Filter the data for lines with the word "page", then copy every line so identified.
********************
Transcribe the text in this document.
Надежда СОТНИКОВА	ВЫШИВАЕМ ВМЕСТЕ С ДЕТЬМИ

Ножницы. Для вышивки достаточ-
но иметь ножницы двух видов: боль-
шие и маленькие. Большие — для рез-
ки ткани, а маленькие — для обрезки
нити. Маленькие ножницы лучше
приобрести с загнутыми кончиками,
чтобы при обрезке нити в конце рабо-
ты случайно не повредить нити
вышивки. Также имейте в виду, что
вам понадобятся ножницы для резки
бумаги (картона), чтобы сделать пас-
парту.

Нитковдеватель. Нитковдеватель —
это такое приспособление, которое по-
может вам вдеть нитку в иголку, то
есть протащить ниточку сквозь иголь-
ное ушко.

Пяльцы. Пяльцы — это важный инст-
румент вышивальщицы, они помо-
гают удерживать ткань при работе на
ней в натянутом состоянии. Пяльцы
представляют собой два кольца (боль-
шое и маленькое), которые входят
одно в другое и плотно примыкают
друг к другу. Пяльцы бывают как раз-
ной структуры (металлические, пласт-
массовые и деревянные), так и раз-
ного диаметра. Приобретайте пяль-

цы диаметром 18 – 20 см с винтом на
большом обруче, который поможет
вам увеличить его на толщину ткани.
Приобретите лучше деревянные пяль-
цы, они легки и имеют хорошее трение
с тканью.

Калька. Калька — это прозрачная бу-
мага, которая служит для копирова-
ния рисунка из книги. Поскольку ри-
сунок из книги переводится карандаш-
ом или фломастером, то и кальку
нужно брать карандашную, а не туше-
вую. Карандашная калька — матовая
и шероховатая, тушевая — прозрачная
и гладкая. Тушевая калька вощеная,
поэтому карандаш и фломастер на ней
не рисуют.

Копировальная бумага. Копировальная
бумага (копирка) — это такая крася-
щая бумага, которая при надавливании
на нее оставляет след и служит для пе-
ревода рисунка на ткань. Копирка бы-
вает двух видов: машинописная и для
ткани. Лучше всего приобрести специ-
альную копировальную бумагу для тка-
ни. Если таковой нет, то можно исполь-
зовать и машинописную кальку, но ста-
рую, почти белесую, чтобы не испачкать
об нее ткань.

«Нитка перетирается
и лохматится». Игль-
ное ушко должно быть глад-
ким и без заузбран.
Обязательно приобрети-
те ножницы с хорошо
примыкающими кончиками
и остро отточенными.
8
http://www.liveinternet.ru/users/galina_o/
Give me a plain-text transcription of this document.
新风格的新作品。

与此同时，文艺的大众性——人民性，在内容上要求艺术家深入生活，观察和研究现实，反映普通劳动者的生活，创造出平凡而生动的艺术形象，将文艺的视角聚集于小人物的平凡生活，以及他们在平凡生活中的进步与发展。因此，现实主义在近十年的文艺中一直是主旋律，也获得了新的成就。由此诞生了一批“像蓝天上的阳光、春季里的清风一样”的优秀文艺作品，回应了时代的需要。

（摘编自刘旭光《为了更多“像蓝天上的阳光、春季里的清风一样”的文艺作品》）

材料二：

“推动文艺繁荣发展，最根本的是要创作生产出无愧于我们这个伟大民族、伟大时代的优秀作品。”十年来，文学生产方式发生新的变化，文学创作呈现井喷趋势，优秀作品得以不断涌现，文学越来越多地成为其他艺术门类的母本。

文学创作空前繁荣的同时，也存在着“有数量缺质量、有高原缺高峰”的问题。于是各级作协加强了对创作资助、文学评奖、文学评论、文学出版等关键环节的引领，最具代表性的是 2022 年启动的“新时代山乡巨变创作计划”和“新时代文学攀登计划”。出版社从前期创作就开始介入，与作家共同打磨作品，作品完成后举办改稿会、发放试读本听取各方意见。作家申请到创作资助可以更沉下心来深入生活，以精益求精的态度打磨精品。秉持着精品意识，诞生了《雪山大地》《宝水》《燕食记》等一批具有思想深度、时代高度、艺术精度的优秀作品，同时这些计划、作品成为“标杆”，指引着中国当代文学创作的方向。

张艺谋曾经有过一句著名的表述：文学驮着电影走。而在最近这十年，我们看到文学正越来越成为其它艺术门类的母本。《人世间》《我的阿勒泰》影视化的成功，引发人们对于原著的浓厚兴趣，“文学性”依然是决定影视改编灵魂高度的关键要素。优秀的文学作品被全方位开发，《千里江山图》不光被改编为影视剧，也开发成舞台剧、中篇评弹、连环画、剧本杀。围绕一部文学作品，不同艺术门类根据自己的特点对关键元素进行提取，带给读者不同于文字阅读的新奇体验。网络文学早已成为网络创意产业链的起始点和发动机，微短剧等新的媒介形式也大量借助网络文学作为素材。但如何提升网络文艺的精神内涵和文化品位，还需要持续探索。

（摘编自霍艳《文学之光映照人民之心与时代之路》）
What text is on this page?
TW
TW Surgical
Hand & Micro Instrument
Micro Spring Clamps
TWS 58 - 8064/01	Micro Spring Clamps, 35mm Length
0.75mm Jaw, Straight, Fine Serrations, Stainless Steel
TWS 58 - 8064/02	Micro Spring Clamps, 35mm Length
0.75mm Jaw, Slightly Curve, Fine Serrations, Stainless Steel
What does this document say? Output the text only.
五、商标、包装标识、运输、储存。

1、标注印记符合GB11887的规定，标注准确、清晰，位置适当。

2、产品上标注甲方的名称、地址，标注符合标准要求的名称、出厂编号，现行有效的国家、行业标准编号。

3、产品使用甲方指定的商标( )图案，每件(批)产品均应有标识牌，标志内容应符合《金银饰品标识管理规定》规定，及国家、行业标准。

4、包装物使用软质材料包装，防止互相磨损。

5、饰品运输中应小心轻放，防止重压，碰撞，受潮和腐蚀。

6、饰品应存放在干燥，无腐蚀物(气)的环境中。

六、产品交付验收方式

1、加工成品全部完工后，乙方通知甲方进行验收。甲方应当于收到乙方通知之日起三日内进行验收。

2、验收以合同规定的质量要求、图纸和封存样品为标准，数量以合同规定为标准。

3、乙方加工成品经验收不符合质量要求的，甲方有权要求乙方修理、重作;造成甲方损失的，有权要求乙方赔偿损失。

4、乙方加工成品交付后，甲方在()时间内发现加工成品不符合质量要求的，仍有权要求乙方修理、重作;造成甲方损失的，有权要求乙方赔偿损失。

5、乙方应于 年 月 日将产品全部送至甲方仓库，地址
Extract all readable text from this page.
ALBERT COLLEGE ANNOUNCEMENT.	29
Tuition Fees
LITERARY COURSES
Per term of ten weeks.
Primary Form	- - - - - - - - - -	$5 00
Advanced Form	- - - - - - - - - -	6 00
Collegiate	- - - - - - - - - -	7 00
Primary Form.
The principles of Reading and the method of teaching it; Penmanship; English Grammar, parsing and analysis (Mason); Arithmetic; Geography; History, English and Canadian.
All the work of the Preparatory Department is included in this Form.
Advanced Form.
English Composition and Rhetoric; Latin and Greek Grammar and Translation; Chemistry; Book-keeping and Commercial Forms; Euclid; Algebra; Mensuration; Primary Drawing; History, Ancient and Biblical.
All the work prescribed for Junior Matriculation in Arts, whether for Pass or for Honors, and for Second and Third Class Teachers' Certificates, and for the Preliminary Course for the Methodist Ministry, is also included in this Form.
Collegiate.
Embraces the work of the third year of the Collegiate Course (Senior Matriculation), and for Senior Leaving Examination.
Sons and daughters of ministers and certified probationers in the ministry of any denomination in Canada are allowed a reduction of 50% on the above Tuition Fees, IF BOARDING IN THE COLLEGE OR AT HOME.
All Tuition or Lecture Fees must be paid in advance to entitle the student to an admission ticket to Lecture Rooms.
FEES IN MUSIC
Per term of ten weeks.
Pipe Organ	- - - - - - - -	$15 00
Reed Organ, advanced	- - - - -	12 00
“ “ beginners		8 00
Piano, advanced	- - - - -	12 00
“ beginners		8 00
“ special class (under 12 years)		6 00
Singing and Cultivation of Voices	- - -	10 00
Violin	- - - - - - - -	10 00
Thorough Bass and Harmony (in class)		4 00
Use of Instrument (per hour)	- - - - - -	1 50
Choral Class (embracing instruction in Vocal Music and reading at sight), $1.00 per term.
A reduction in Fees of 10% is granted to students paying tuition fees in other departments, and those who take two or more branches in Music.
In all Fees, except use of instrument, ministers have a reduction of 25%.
********************
Reply -
What text is on this page?
Extract all readable text from this page.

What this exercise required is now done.